* **Dataset records**
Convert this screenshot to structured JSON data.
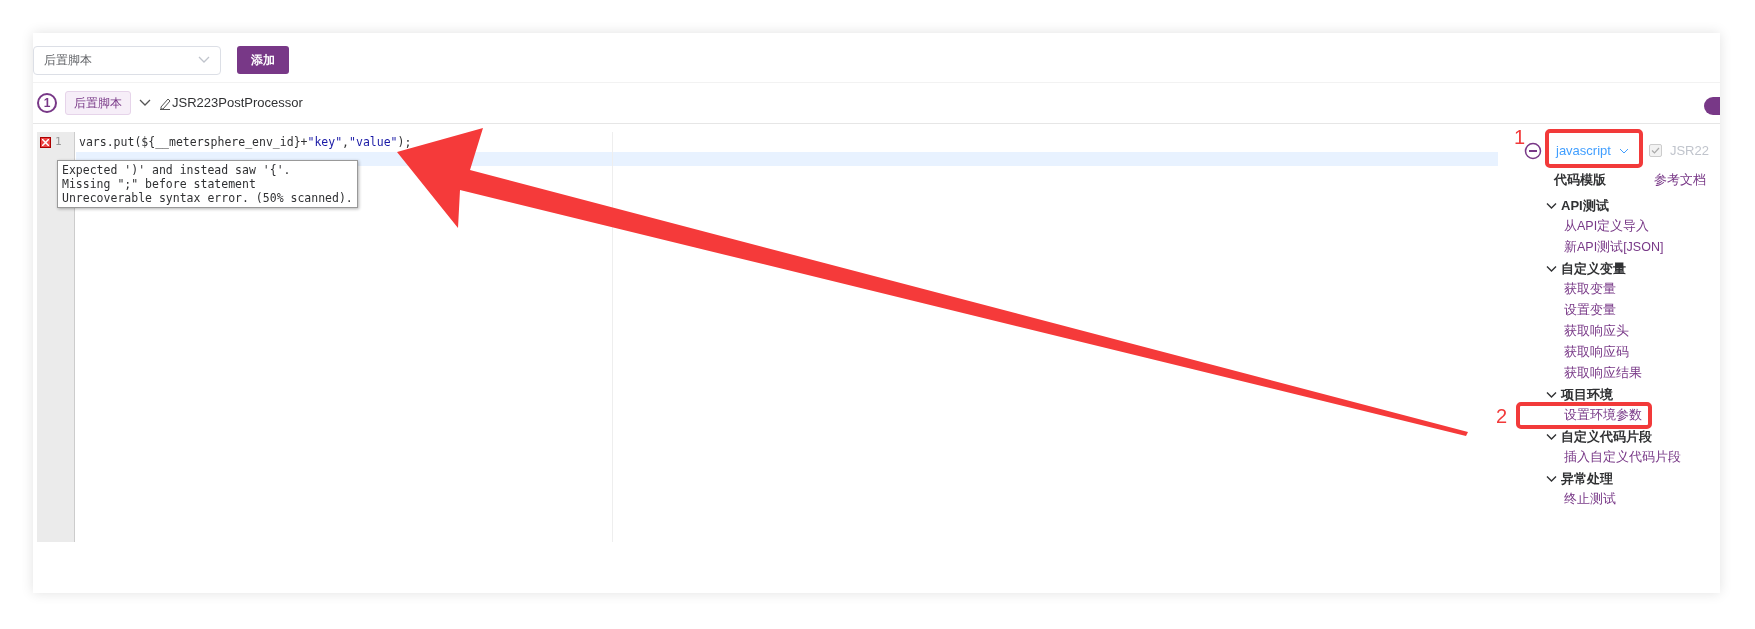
{
  "toolbar": {
    "select": {
      "value": "后置脚本"
    },
    "add_button": "添加"
  },
  "processor": {
    "index": "1",
    "tag": "后置脚本",
    "expanded": true,
    "name": "JSR223PostProcessor",
    "on": true
  },
  "editor": {
    "lines": [
      {
        "number": "1",
        "error": true,
        "tokens": [
          {
            "kind": "plain",
            "text": "vars.put(${__metersphere_env_id}+"
          },
          {
            "kind": "string",
            "text": "\"key\""
          },
          {
            "kind": "plain",
            "text": ","
          },
          {
            "kind": "string",
            "text": "\"value\""
          },
          {
            "kind": "plain",
            "text": ");"
          }
        ]
      }
    ],
    "tooltip": [
      "Expected ')' and instead saw '{'.",
      "Missing \";\" before statement",
      "Unrecoverable syntax error. (50% scanned)."
    ]
  },
  "side": {
    "language": "javascript",
    "checkbox_label": "JSR22",
    "checked": true,
    "template_title": "代码模版",
    "docs_link": "参考文档",
    "groups": [
      {
        "title": "API测试",
        "expanded": true,
        "items": [
          "从API定义导入",
          "新API测试[JSON]"
        ]
      },
      {
        "title": "自定义变量",
        "expanded": true,
        "items": [
          "获取变量",
          "设置变量",
          "获取响应头",
          "获取响应码",
          "获取响应结果"
        ]
      },
      {
        "title": "项目环境",
        "expanded": true,
        "items": [
          "设置环境参数"
        ]
      },
      {
        "title": "自定义代码片段",
        "expanded": true,
        "items": [
          "插入自定义代码片段"
        ]
      },
      {
        "title": "异常处理",
        "expanded": true,
        "items": [
          "终止测试"
        ]
      }
    ]
  },
  "annotations": [
    {
      "label": "1"
    },
    {
      "label": "2"
    }
  ]
}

* **What you have to do**
Transcribe the full listing above exactly, with the images removed.

* **Output of the exercise**
Convert this screenshot to structured JSON data.
{
  "toolbar": {
    "select": {
      "value": "后置脚本"
    },
    "add_button": "添加"
  },
  "processor": {
    "index": "1",
    "tag": "后置脚本",
    "expanded": true,
    "name": "JSR223PostProcessor",
    "on": true
  },
  "editor": {
    "lines": [
      {
        "number": "1",
        "error": true,
        "tokens": [
          {
            "kind": "plain",
            "text": "vars.put(${__metersphere_env_id}+"
          },
          {
            "kind": "string",
            "text": "\"key\""
          },
          {
            "kind": "plain",
            "text": ","
          },
          {
            "kind": "string",
            "text": "\"value\""
          },
          {
            "kind": "plain",
            "text": ");"
          }
        ]
      }
    ],
    "tooltip": [
      "Expected ')' and instead saw '{'.",
      "Missing \";\" before statement",
      "Unrecoverable syntax error. (50% scanned)."
    ]
  },
  "side": {
    "language": "javascript",
    "checkbox_label": "JSR22",
    "checked": true,
    "template_title": "代码模版",
    "docs_link": "参考文档",
    "groups": [
      {
        "title": "API测试",
        "expanded": true,
        "items": [
          "从API定义导入",
          "新API测试[JSON]"
        ]
      },
      {
        "title": "自定义变量",
        "expanded": true,
        "items": [
          "获取变量",
          "设置变量",
          "获取响应头",
          "获取响应码",
          "获取响应结果"
        ]
      },
      {
        "title": "项目环境",
        "expanded": true,
        "items": [
          "设置环境参数"
        ]
      },
      {
        "title": "自定义代码片段",
        "expanded": true,
        "items": [
          "插入自定义代码片段"
        ]
      },
      {
        "title": "异常处理",
        "expanded": true,
        "items": [
          "终止测试"
        ]
      }
    ]
  },
  "annotations": [
    {
      "label": "1"
    },
    {
      "label": "2"
    }
  ]
}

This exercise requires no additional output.